Data entries

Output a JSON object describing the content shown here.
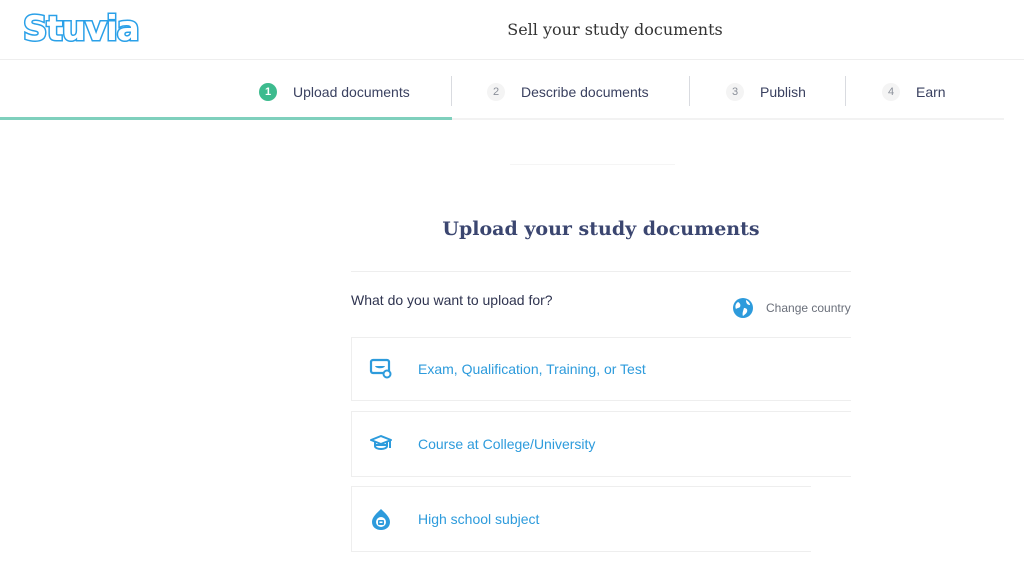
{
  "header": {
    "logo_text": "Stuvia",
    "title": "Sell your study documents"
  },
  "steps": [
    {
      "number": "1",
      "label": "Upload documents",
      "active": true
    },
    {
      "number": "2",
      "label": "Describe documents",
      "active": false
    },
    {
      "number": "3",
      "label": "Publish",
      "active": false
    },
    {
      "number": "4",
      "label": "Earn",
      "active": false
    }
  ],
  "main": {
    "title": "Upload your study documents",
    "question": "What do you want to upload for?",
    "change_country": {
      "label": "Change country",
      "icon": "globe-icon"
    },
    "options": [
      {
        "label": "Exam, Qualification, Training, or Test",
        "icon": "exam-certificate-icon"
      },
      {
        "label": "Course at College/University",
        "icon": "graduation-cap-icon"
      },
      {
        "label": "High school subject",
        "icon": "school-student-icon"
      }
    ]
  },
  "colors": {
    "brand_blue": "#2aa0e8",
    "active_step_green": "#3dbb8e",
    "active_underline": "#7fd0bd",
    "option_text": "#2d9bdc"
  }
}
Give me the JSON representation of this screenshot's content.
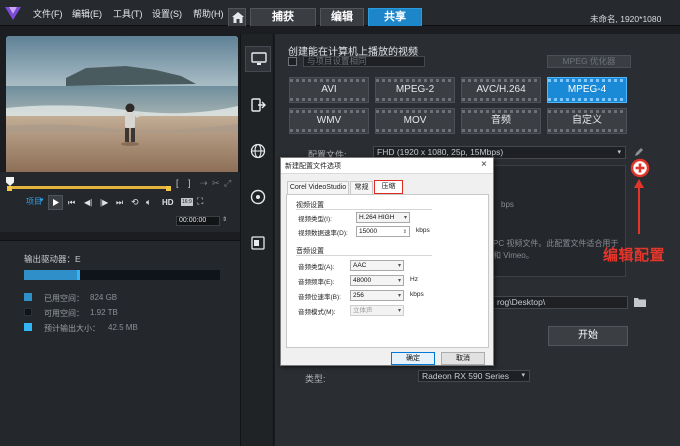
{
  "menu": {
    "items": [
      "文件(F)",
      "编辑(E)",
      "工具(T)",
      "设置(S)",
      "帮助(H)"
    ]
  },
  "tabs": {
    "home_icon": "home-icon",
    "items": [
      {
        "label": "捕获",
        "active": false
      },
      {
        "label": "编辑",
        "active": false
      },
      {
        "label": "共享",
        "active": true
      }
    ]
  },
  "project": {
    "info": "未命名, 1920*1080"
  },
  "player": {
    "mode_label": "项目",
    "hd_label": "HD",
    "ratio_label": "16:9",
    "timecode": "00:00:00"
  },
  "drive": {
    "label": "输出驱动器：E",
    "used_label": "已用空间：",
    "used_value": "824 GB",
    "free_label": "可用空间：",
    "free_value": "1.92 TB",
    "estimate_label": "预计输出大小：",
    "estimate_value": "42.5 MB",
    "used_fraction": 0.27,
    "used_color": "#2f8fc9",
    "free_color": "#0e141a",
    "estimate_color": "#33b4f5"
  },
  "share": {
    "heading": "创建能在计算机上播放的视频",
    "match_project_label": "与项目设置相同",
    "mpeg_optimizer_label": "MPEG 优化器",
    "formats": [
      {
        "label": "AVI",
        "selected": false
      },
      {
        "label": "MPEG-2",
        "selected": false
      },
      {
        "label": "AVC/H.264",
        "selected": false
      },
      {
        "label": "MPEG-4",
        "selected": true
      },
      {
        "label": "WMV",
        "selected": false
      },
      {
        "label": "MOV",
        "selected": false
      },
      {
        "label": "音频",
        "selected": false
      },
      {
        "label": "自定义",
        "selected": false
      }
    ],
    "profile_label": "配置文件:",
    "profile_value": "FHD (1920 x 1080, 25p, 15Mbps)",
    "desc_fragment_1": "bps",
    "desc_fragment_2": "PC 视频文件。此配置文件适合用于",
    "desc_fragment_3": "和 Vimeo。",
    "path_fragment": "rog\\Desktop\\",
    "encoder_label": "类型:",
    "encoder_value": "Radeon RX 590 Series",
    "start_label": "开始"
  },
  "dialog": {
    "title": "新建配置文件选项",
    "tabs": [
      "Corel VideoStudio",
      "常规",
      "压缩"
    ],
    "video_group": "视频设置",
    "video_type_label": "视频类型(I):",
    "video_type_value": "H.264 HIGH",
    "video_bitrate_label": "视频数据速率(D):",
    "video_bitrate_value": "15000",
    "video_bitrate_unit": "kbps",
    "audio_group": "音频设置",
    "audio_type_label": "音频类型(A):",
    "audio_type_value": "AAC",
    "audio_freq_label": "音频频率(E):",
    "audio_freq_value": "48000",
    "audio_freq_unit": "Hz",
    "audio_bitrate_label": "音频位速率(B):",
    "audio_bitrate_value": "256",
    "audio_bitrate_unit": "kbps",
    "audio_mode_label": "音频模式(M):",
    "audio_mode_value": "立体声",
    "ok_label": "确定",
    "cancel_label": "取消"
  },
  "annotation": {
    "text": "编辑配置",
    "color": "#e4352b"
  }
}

Problem requirements
What you return should match the records above word for word, minus the pictures.

Answer for this exercise
Output a JSON object describing the content shown here.
{
  "header": {
    "logo_text": "Stuvia",
    "title": "Sell your study documents"
  },
  "steps": [
    {
      "number": "1",
      "label": "Upload documents",
      "active": true
    },
    {
      "number": "2",
      "label": "Describe documents",
      "active": false
    },
    {
      "number": "3",
      "label": "Publish",
      "active": false
    },
    {
      "number": "4",
      "label": "Earn",
      "active": false
    }
  ],
  "main": {
    "title": "Upload your study documents",
    "question": "What do you want to upload for?",
    "change_country": {
      "label": "Change country",
      "icon": "globe-icon"
    },
    "options": [
      {
        "label": "Exam, Qualification, Training, or Test",
        "icon": "exam-certificate-icon"
      },
      {
        "label": "Course at College/University",
        "icon": "graduation-cap-icon"
      },
      {
        "label": "High school subject",
        "icon": "school-student-icon"
      }
    ]
  },
  "colors": {
    "brand_blue": "#2aa0e8",
    "active_step_green": "#3dbb8e",
    "active_underline": "#7fd0bd",
    "option_text": "#2d9bdc"
  }
}
Give me the JSON representation of this screenshot's content.
{
  "menu": {
    "items": [
      "文件(F)",
      "编辑(E)",
      "工具(T)",
      "设置(S)",
      "帮助(H)"
    ]
  },
  "tabs": {
    "home_icon": "home-icon",
    "items": [
      {
        "label": "捕获",
        "active": false
      },
      {
        "label": "编辑",
        "active": false
      },
      {
        "label": "共享",
        "active": true
      }
    ]
  },
  "project": {
    "info": "未命名, 1920*1080"
  },
  "player": {
    "mode_label": "项目",
    "hd_label": "HD",
    "ratio_label": "16:9",
    "timecode": "00:00:00"
  },
  "drive": {
    "label": "输出驱动器：E",
    "used_label": "已用空间：",
    "used_value": "824 GB",
    "free_label": "可用空间：",
    "free_value": "1.92 TB",
    "estimate_label": "预计输出大小：",
    "estimate_value": "42.5 MB",
    "used_fraction": 0.27,
    "used_color": "#2f8fc9",
    "free_color": "#0e141a",
    "estimate_color": "#33b4f5"
  },
  "share": {
    "heading": "创建能在计算机上播放的视频",
    "match_project_label": "与项目设置相同",
    "mpeg_optimizer_label": "MPEG 优化器",
    "formats": [
      {
        "label": "AVI",
        "selected": false
      },
      {
        "label": "MPEG-2",
        "selected": false
      },
      {
        "label": "AVC/H.264",
        "selected": false
      },
      {
        "label": "MPEG-4",
        "selected": true
      },
      {
        "label": "WMV",
        "selected": false
      },
      {
        "label": "MOV",
        "selected": false
      },
      {
        "label": "音频",
        "selected": false
      },
      {
        "label": "自定义",
        "selected": false
      }
    ],
    "profile_label": "配置文件:",
    "profile_value": "FHD (1920 x 1080, 25p, 15Mbps)",
    "desc_fragment_1": "bps",
    "desc_fragment_2": "PC 视频文件。此配置文件适合用于",
    "desc_fragment_3": "和 Vimeo。",
    "path_fragment": "rog\\Desktop\\",
    "encoder_label": "类型:",
    "encoder_value": "Radeon RX 590 Series",
    "start_label": "开始"
  },
  "dialog": {
    "title": "新建配置文件选项",
    "tabs": [
      "Corel VideoStudio",
      "常规",
      "压缩"
    ],
    "video_group": "视频设置",
    "video_type_label": "视频类型(I):",
    "video_type_value": "H.264 HIGH",
    "video_bitrate_label": "视频数据速率(D):",
    "video_bitrate_value": "15000",
    "video_bitrate_unit": "kbps",
    "audio_group": "音频设置",
    "audio_type_label": "音频类型(A):",
    "audio_type_value": "AAC",
    "audio_freq_label": "音频频率(E):",
    "audio_freq_value": "48000",
    "audio_freq_unit": "Hz",
    "audio_bitrate_label": "音频位速率(B):",
    "audio_bitrate_value": "256",
    "audio_bitrate_unit": "kbps",
    "audio_mode_label": "音频模式(M):",
    "audio_mode_value": "立体声",
    "ok_label": "确定",
    "cancel_label": "取消"
  },
  "annotation": {
    "text": "编辑配置",
    "color": "#e4352b"
  }
}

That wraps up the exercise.